__Given instruction__
Go through the entries below and count the lines holding the word "this". Reply with only the number, please.

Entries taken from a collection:
☆ ☆ ☆ ☆ ☆ ☆ ☆

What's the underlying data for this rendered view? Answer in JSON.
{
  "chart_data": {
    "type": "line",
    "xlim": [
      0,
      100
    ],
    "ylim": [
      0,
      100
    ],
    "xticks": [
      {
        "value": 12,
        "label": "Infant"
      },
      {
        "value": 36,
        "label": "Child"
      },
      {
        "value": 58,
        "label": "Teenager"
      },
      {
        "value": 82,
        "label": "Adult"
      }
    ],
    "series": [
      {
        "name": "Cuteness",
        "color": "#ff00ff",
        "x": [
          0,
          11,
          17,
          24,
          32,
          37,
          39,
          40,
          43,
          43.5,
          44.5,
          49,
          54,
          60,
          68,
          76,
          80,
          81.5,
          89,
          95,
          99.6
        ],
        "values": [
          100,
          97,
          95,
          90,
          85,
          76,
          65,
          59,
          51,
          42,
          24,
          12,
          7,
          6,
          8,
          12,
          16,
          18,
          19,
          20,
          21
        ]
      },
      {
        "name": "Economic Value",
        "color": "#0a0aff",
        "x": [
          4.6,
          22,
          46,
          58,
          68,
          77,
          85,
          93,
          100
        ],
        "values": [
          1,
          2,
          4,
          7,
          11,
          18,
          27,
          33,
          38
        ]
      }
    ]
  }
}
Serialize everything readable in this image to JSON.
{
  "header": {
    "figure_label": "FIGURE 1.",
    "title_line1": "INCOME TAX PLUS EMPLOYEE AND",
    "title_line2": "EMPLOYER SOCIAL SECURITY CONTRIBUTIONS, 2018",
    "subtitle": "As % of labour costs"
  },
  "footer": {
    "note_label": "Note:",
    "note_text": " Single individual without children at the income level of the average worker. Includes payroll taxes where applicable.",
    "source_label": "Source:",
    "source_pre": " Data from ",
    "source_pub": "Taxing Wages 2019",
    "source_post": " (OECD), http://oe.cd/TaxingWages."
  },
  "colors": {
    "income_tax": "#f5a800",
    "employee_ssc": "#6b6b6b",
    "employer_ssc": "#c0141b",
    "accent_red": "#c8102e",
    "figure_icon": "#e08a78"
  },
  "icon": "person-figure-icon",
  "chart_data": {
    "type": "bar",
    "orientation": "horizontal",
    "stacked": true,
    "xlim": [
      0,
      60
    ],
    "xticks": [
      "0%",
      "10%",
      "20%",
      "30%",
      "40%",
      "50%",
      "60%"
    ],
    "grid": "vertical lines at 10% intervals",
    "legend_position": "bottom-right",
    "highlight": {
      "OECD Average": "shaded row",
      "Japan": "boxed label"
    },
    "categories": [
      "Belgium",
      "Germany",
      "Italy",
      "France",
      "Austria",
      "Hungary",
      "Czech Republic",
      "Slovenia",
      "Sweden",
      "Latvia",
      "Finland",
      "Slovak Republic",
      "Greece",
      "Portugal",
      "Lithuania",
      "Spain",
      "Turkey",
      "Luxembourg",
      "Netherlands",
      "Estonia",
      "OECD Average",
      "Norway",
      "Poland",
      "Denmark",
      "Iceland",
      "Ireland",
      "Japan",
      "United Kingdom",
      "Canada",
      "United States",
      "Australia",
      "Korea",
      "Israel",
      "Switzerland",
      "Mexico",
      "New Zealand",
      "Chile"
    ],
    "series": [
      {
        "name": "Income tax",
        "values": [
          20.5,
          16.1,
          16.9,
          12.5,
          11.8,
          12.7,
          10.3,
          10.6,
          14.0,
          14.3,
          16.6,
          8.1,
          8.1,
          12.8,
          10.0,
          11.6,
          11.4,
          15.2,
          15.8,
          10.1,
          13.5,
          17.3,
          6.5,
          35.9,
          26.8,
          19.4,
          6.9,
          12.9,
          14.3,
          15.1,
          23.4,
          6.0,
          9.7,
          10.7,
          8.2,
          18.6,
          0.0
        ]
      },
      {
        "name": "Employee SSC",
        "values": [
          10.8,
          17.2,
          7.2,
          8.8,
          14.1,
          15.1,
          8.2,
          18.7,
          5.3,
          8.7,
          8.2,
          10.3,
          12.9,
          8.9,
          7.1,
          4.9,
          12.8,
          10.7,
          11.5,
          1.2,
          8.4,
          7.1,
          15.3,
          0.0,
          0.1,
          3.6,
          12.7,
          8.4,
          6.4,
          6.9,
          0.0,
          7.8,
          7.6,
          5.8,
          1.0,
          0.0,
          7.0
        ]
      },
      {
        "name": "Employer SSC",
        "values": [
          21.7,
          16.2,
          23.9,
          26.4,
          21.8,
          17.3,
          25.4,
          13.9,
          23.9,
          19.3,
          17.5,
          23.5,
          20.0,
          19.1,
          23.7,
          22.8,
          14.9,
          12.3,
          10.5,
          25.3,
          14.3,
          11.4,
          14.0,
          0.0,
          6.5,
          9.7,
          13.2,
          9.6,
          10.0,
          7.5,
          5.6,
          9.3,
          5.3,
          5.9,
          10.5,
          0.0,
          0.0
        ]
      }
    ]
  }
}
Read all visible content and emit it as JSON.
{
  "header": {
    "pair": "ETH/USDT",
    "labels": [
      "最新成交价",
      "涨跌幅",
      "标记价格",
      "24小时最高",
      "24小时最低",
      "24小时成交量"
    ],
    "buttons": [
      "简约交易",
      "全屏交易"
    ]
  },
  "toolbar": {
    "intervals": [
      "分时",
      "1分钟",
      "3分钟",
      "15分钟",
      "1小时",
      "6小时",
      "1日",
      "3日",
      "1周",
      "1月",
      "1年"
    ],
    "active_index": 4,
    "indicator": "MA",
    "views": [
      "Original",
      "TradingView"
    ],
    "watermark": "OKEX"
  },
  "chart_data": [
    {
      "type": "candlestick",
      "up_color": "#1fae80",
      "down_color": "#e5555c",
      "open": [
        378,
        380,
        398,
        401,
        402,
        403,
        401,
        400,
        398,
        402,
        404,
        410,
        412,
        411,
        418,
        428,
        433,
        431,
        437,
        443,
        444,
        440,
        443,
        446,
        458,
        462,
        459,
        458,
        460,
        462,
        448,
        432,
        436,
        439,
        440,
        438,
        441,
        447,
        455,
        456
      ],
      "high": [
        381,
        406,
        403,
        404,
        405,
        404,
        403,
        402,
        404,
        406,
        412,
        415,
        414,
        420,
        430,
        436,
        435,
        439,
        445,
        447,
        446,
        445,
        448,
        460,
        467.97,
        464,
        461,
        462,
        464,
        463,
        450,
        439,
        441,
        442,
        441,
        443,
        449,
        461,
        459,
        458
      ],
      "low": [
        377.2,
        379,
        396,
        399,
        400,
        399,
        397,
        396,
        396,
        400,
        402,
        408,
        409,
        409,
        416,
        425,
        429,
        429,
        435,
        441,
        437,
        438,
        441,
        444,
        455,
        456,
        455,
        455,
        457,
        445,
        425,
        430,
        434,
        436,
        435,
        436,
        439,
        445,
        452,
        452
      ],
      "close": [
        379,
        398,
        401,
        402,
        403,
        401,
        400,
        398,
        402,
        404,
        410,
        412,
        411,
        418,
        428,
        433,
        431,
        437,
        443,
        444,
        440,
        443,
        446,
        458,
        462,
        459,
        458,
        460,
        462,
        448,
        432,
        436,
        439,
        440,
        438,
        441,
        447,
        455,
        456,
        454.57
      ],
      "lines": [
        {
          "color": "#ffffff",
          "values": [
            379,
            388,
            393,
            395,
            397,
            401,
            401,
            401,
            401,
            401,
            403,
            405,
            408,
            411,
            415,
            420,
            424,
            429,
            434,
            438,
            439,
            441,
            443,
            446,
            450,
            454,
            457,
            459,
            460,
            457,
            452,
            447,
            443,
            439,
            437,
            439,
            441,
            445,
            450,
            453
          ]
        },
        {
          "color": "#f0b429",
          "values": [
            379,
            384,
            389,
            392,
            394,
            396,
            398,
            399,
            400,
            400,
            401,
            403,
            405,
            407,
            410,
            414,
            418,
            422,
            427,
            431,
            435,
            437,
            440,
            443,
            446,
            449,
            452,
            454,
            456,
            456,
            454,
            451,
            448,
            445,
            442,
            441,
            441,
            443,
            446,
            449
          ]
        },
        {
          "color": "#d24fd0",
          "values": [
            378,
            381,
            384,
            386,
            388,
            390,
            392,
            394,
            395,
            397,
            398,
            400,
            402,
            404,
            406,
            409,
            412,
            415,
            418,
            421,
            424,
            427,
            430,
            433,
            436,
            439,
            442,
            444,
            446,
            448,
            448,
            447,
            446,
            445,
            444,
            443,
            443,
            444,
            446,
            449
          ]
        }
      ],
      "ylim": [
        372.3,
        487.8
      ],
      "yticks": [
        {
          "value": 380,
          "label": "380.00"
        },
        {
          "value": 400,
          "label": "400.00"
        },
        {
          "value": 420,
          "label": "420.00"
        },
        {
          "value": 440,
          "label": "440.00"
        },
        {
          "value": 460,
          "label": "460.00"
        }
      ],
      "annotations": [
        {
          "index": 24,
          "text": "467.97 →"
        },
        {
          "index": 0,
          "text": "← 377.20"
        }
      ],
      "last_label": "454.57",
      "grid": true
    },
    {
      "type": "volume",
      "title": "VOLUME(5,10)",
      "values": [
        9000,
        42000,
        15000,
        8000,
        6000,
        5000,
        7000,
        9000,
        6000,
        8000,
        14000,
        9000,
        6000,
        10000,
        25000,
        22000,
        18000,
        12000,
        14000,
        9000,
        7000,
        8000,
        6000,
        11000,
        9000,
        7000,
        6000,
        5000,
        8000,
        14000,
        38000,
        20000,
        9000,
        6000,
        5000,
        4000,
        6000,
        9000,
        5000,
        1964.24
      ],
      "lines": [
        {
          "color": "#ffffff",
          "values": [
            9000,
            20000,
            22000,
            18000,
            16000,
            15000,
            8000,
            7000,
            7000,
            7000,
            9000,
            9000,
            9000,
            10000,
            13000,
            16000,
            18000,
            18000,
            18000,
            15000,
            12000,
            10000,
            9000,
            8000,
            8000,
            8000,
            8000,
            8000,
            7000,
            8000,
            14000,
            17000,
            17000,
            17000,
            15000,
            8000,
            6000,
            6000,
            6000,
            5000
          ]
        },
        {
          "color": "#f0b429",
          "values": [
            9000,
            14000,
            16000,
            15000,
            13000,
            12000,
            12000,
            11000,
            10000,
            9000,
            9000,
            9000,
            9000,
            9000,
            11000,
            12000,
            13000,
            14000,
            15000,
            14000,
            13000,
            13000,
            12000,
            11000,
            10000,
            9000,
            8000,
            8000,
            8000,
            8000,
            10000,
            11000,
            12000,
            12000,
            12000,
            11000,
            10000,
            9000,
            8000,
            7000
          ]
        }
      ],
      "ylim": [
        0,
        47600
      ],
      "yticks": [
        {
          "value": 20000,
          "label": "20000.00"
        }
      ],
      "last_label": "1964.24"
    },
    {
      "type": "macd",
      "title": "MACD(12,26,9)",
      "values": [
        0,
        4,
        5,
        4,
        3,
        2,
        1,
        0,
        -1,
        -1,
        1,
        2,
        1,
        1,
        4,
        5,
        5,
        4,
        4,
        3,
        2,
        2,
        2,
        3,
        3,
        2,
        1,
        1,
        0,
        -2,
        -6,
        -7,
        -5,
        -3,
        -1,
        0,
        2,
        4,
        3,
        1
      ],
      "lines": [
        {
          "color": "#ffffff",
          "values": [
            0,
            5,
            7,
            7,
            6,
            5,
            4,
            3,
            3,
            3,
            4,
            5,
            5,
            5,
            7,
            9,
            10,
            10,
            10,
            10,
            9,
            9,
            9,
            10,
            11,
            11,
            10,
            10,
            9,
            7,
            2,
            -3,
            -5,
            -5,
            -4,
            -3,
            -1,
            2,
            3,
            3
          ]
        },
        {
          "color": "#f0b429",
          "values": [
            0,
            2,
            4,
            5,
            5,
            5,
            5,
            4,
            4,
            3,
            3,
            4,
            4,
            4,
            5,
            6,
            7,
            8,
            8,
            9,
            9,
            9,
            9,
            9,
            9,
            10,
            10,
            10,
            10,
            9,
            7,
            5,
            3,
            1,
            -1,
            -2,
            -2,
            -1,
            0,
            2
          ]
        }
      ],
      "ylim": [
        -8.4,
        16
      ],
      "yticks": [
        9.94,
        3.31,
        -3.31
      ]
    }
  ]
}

☆ ☆ ☆ ☆ ☆ ☆ ☆

__Task response__
2